### Short exercise
Copy each line in the data that includes the word "subtitle".

### Dataset entries

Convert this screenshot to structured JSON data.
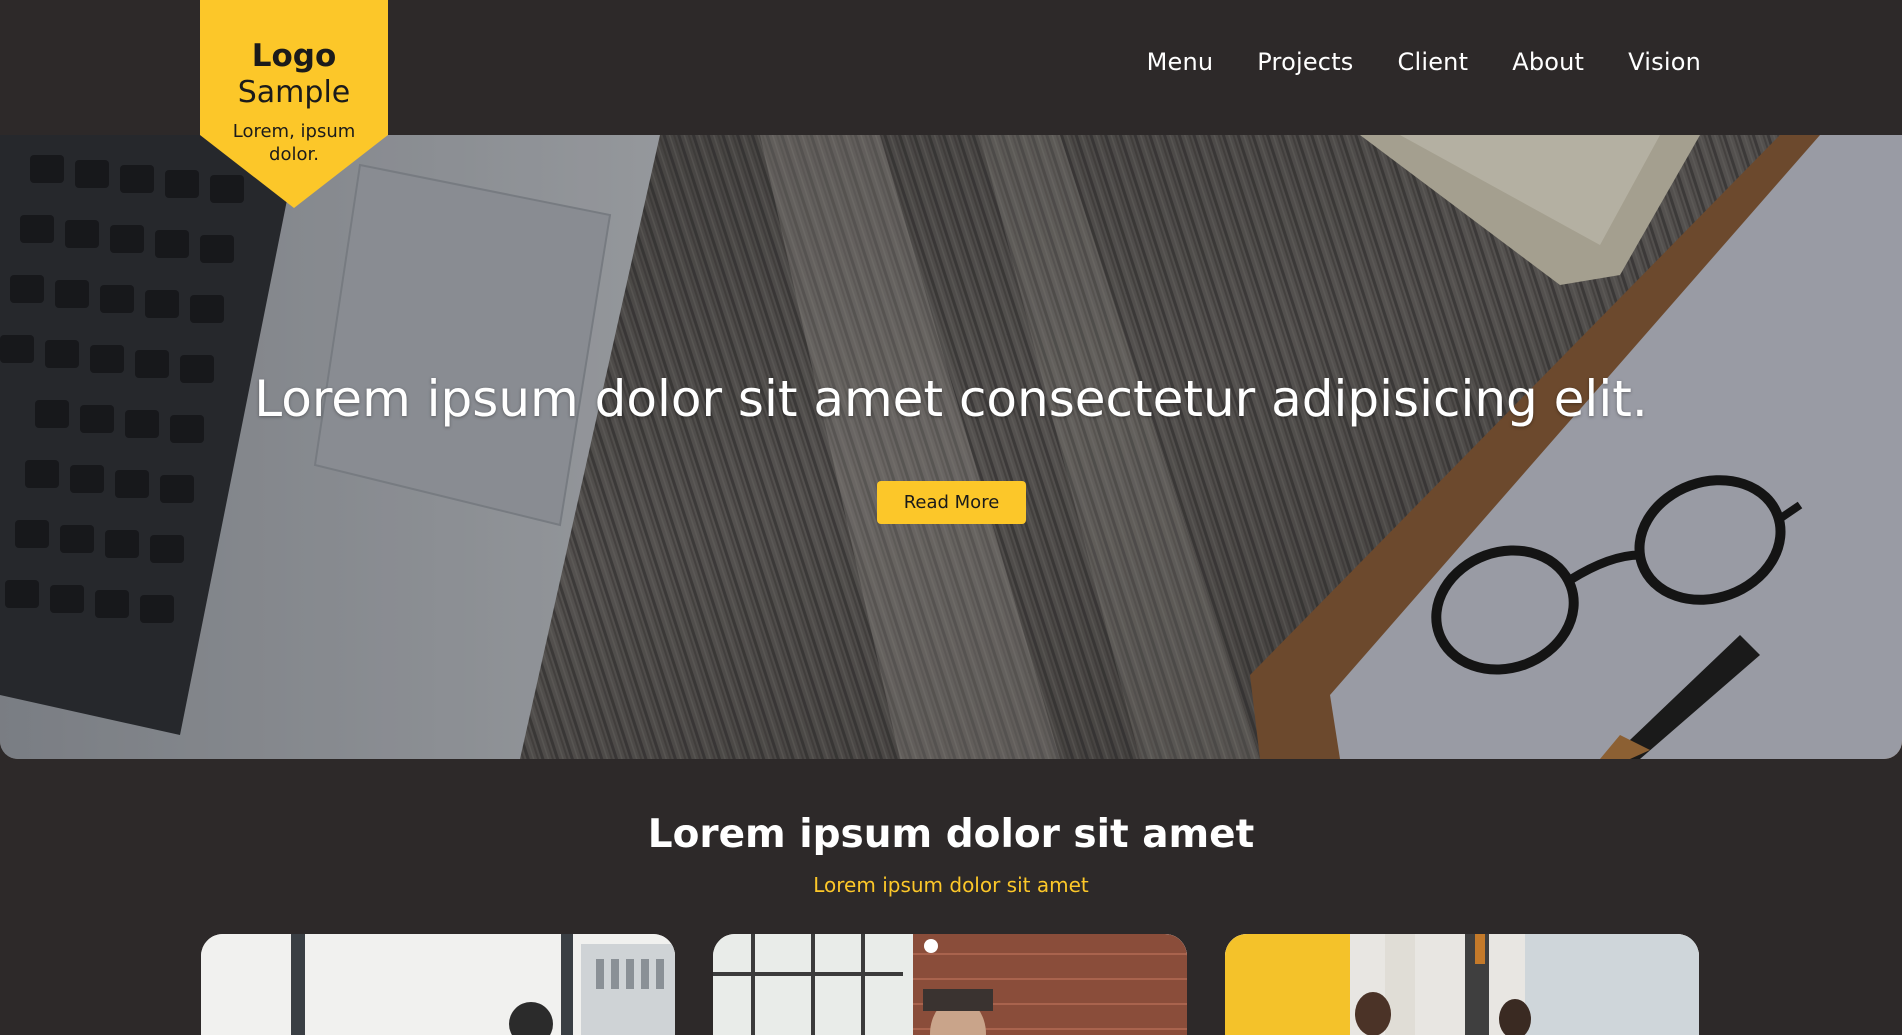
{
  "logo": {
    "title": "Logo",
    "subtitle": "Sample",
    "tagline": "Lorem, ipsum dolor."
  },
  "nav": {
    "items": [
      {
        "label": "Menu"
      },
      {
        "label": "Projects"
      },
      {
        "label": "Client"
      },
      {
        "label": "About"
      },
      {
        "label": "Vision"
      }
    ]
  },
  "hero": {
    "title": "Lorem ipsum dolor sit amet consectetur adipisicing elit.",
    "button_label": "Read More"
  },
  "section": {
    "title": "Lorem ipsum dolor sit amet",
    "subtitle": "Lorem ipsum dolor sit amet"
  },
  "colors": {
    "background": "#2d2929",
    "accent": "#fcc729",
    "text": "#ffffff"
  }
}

### Finished exercise
    "subtitle": "Sample",
    "subtitle": "Lorem ipsum dolor sit amet"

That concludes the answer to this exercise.